| TASK DESCRIPTION |
Pull every line holding the string "lincRNA" from the records below.

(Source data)

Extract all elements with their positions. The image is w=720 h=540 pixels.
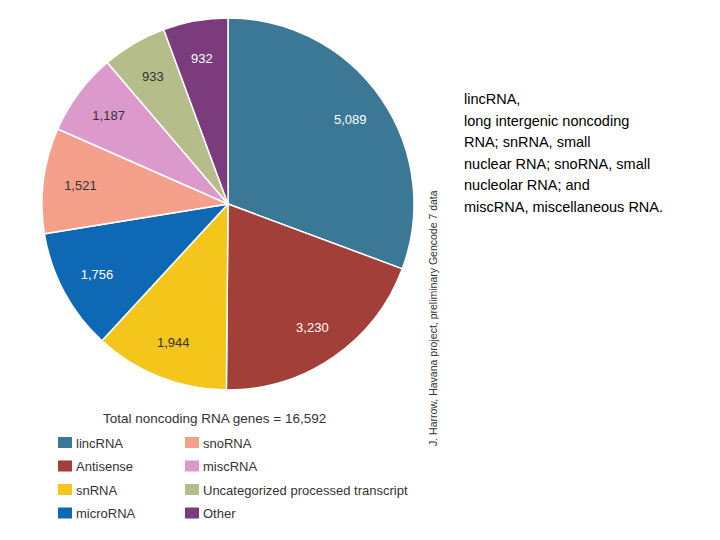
title: Total noncoding RNA genes = 16,592 [103,411,326,426]
legend-label: snoRNA [203,436,252,451]
annotation-line: nucleolar RNA; and [464,177,590,193]
legend-swatch [185,461,199,472]
data-label: 5,089 [334,112,367,127]
legend-label: Other [203,506,236,521]
legend-swatch [185,484,199,495]
legend-label: lincRNA [76,436,123,451]
data-label: 1,944 [157,335,190,350]
legend-label: microRNA [76,506,136,521]
legend-label: Antisense [76,459,133,474]
source: J. Harrow, Havana project, preliminary G… [427,190,439,446]
data-label: 933 [142,69,164,84]
legend-swatch [58,461,72,472]
legend-swatch [58,484,72,495]
legend-label: snRNA [76,483,118,498]
annotation-line: RNA; snRNA, small [464,134,591,150]
pie-slice [164,18,228,204]
legend-label: Uncategorized processed transcript [203,483,408,498]
pie-slice [226,204,402,390]
data-label: 1,756 [81,267,114,282]
data-label: 1,187 [92,108,125,123]
data-label: 932 [191,51,213,66]
legend-swatch [58,508,72,519]
legend-swatch [58,437,72,448]
legend-swatch [185,508,199,519]
data-label: 3,230 [296,320,329,335]
legend-swatch [185,437,199,448]
annotation-line: lincRNA, [464,91,520,107]
slice-labels: 5,089 3,230 1,944 1,756 1,521 1,187 933 932 [64,51,366,351]
annotation: lincRNA, long intergenic noncoding RNA; sn… [464,91,663,215]
legend: lincRNA Antisense snRNA microRNA snoRNA miscR… [58,436,408,522]
data-label: 1,521 [64,178,97,193]
annotation-line: long intergenic noncoding [464,113,629,129]
legend-label: miscRNA [203,459,257,474]
slices [42,18,414,390]
annotation-line: nuclear RNA; snoRNA, small [464,156,650,172]
annotation-line: miscRNA, miscellaneous RNA. [464,199,663,215]
chart: 5,089 3,230 1,944 1,756 1,521 1,187 933 932 Tota… [0,0,720,540]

| RESPONSE FOR THIS EXERCISE |
legend-label: lincRNA [76,436,123,451]
annotation-line: lincRNA, [464,91,520,107]
annotation: lincRNA, long intergenic noncoding RNA; sn… [464,91,663,215]
legend: lincRNA Antisense snRNA microRNA snoRNA miscR… [58,436,408,522]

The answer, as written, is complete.